▶ [PROBLEM]
From the passage below on first-home buyers and property investors, return the text from "That’s up from" to "now 30 percent." word for word.

▶ [PROVIDED PASSAGE]
—————

The two groups of buyers now match each other in terms of percentage of sales at about 24 percent each nationwide.

That’s up from first-home buyers accounting for just 18 percent of sales in the first quarter of 2014. Buying by investors needing a mortgage has dropped from a peak at 28 percent in the third quarter of 2015.

Investors needing a mortgage continued to account for only slightly smaller percentages of sales until the fourth quarter of 2016 when the Reserve Bank lifted the level of deposit investors needed to 40 percent of a property’s value. That has since been reduced to first 35 percent and now 30 percent.

The imposition of loan-to-valuation restrictions requiring most buyers to have at least a 20 percent deposit kicked in from Oct. 1, 2013 and clearly had a big impact on first home buyers to begin with.

“For a long period of time, investors had a much larger market share,” but the 40 percent deposit requirement dampened their activity from October 2016, CoreLogic economist Kelvin Davidson says.

“First home buyers have slowly and surely kept raising their presence. This is not to say that there is always direct competition between the two groups, or that an investor buying is always locking out a first home buyer or vice versa,” Davidson says.

“But it’s still interesting that their market shares are similar and these may well continue to be the two groups to watch for the rest of 2019.”

Multiple property owners needing a mortgage troughed at 22 percent in the fourth quarter of 2017. Since then, “they’ve slowly crept back into the market on the back of more finance becoming available,” Davidson says.

“Their comeback is despite several new rules from the government which have raised costs,” he says.

They included the ring-fencing of negative gearing losses, requirements for additional insulation and restrictions on foreign buyers.

—————

▶ [SUPPLIED INFORMATION]

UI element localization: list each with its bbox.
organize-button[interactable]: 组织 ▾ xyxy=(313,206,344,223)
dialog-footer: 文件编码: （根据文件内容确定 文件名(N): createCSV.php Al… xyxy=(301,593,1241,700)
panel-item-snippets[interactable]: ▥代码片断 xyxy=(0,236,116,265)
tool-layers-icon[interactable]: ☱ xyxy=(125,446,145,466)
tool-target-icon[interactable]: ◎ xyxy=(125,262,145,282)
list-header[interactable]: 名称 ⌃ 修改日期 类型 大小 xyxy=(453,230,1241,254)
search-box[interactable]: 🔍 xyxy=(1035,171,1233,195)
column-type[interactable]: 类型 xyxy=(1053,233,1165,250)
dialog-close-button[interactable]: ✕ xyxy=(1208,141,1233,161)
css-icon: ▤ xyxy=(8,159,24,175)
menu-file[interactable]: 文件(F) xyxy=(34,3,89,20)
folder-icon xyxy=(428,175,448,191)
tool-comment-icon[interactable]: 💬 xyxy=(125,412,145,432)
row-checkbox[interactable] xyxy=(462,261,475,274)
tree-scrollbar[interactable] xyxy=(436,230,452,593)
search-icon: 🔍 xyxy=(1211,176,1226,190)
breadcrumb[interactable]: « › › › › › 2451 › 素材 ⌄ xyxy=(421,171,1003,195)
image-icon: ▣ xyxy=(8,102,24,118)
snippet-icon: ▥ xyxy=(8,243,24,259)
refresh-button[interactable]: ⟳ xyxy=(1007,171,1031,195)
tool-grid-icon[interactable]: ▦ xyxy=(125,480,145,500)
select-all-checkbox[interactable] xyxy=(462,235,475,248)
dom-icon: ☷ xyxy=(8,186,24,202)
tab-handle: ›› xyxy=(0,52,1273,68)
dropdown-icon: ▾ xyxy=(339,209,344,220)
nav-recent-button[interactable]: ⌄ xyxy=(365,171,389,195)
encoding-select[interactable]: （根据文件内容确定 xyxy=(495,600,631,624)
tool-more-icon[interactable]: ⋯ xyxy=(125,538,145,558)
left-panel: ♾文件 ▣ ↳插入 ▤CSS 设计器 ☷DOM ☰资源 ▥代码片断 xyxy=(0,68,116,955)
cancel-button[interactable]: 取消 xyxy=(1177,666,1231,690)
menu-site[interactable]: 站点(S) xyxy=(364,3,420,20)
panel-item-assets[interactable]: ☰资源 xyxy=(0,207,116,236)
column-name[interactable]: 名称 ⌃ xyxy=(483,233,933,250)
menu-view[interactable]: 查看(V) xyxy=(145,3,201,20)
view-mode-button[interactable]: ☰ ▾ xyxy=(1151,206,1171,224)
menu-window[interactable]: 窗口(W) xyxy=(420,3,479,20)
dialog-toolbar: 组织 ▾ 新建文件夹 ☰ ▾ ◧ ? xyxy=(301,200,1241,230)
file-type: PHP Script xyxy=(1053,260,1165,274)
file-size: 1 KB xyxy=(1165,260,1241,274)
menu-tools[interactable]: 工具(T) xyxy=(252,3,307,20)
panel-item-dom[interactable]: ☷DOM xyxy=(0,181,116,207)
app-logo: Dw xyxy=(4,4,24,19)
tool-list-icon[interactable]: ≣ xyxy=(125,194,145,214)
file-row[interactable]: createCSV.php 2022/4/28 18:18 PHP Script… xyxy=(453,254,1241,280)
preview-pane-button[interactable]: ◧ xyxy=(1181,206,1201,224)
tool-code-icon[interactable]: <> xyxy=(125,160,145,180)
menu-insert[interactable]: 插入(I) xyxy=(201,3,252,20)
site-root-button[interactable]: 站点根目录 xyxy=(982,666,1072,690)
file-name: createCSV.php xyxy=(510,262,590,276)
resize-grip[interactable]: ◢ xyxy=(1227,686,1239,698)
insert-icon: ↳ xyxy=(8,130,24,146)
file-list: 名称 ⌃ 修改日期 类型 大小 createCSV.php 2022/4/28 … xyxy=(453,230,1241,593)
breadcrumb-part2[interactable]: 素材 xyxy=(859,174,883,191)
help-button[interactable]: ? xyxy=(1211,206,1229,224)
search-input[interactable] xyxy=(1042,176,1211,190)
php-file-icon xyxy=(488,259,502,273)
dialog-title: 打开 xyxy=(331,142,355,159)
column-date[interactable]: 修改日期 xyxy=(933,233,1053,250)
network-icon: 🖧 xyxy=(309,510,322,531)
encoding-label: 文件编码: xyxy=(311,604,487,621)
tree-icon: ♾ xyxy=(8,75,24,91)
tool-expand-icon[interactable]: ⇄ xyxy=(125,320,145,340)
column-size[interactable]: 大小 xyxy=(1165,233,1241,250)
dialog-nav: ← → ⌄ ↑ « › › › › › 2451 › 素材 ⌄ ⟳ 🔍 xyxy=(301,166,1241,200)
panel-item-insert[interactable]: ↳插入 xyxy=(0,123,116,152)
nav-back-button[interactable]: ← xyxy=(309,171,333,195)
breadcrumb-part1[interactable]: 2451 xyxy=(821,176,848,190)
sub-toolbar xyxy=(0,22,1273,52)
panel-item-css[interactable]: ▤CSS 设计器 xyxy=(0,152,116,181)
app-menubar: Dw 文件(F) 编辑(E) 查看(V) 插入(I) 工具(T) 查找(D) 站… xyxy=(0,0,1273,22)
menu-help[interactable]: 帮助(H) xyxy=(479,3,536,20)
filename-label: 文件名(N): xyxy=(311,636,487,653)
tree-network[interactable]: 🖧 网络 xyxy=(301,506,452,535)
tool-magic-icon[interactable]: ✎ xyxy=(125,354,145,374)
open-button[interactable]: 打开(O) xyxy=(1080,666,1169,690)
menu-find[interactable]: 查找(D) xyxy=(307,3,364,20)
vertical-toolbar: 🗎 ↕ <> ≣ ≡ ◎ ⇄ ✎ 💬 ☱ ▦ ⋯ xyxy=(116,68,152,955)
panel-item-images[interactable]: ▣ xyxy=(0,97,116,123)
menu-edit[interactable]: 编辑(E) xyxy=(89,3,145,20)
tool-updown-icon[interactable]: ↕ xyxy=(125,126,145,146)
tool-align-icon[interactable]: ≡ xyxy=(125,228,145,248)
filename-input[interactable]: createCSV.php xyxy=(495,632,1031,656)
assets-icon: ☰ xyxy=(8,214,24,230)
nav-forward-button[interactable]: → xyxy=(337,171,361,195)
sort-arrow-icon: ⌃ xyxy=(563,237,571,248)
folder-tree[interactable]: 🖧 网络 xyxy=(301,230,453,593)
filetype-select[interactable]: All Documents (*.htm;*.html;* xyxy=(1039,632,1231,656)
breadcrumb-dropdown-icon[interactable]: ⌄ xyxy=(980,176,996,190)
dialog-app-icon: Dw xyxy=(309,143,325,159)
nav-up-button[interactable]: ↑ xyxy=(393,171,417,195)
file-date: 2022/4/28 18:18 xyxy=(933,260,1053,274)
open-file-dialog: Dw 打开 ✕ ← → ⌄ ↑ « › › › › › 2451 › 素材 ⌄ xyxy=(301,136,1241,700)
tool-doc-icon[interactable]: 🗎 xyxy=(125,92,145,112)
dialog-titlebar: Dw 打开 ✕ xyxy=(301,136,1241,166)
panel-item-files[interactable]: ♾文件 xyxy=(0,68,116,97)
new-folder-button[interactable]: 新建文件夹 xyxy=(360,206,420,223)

—————

▶ [PROBLEM SOLUTION]
That’s up from first-home buyers accounting for just 18 percent of sales in the first quarter of 2014. Buying by investors needing a mortgage has dropped from a peak at 28 percent in the third quarter of 2015.

Investors needing a mortgage continued to account for only slightly smaller percentages of sales until the fourth quarter of 2016 when the Reserve Bank lifted the level of deposit investors needed to 40 percent of a property’s value. That has since been reduced to first 35 percent and now 30 percent.